Written problem
Copy the data word for word, from its first line through the line containing "hand-residence: Cuijk Loon", including both of those lines.
┌─ Provided material
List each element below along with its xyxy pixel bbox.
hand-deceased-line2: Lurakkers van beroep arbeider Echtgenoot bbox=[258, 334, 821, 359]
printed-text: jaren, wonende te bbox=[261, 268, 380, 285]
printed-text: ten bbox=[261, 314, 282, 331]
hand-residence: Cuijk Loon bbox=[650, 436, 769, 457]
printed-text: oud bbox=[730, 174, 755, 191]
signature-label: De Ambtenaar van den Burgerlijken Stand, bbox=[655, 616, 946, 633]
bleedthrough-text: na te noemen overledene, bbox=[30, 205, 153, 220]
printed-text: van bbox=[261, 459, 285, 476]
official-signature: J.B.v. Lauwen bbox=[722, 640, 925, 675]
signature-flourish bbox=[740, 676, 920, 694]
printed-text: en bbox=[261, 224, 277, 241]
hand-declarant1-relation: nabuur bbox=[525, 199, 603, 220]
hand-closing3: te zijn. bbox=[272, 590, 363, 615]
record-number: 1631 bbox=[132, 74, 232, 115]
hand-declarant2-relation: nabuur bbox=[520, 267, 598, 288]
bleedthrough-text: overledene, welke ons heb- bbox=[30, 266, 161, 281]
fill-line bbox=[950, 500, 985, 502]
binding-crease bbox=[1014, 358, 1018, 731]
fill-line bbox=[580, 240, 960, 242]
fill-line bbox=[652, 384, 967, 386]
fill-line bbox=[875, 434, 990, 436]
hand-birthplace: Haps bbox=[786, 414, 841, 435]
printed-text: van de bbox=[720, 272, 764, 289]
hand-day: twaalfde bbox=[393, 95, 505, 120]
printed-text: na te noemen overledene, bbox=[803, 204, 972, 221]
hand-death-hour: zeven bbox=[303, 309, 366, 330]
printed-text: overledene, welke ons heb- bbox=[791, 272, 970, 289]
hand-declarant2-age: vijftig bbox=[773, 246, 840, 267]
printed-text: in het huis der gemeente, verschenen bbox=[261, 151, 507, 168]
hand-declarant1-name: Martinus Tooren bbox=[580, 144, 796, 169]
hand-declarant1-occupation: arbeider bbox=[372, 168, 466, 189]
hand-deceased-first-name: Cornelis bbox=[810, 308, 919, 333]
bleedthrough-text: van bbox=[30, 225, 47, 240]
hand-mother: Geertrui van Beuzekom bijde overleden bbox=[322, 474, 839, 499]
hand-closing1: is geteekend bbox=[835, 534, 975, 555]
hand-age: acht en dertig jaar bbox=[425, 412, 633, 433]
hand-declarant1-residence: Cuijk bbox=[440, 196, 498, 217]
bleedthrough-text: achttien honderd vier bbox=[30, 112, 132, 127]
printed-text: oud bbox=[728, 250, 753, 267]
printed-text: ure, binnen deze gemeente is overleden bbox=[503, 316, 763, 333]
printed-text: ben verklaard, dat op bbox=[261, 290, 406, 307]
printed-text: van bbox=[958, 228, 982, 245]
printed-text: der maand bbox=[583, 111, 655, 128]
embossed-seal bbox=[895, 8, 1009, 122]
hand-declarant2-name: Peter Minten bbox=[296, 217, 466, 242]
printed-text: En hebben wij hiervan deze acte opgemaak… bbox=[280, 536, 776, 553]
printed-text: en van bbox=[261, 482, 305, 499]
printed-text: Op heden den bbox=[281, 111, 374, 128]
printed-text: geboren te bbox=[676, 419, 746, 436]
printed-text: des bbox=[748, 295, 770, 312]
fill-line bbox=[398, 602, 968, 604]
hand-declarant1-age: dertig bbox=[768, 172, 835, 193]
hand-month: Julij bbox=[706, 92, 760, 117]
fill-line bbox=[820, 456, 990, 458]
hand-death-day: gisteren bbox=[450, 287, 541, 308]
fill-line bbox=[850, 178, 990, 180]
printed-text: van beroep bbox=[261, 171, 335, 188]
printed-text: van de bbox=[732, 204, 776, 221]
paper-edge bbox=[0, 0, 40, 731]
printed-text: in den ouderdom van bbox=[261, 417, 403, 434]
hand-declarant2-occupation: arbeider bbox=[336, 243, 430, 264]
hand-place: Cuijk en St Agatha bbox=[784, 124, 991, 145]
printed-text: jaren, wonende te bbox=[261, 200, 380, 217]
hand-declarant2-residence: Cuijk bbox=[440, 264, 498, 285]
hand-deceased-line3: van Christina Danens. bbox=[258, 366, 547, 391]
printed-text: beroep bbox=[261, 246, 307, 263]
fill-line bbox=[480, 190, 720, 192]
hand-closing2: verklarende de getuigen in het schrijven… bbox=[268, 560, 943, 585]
└─
Problem solution
List each element below along with its xyxy pixel bbox.
hand-deceased-line2: Lurakkers van beroep arbeider Echtgenoot bbox=[258, 334, 821, 359]
printed-text: jaren, wonende te bbox=[261, 268, 380, 285]
printed-text: ten bbox=[261, 314, 282, 331]
hand-residence: Cuijk Loon bbox=[650, 436, 769, 457]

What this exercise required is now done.